> [Objective]:
For each line below that includes the word "color", make a copy.
####
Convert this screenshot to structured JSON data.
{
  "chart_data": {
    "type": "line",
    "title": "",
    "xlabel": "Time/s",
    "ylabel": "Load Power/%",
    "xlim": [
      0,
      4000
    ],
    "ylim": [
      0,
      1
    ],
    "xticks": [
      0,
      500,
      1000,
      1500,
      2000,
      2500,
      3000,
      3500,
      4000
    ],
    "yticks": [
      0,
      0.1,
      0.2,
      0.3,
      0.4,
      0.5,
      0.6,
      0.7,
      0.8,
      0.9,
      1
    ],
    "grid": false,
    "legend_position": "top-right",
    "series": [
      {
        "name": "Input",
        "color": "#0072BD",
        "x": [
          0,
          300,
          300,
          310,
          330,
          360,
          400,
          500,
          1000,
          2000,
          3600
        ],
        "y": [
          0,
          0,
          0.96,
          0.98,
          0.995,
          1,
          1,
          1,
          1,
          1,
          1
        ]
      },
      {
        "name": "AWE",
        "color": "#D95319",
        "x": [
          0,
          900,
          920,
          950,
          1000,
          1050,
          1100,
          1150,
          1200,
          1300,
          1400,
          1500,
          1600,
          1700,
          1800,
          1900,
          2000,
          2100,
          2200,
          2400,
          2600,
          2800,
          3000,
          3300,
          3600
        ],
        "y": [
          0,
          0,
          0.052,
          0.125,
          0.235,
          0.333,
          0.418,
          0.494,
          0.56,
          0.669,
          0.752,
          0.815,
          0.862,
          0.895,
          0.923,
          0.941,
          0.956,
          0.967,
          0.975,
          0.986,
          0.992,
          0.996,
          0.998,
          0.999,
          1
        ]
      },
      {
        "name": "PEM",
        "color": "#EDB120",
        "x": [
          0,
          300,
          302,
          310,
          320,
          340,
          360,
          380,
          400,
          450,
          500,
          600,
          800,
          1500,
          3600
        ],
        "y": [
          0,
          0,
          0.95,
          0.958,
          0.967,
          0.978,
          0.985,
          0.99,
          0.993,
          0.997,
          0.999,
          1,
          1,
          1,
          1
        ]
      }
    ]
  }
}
####
> [Task solution]:
        "color": "#0072BD",
        "color": "#D95319",
        "color": "#EDB120",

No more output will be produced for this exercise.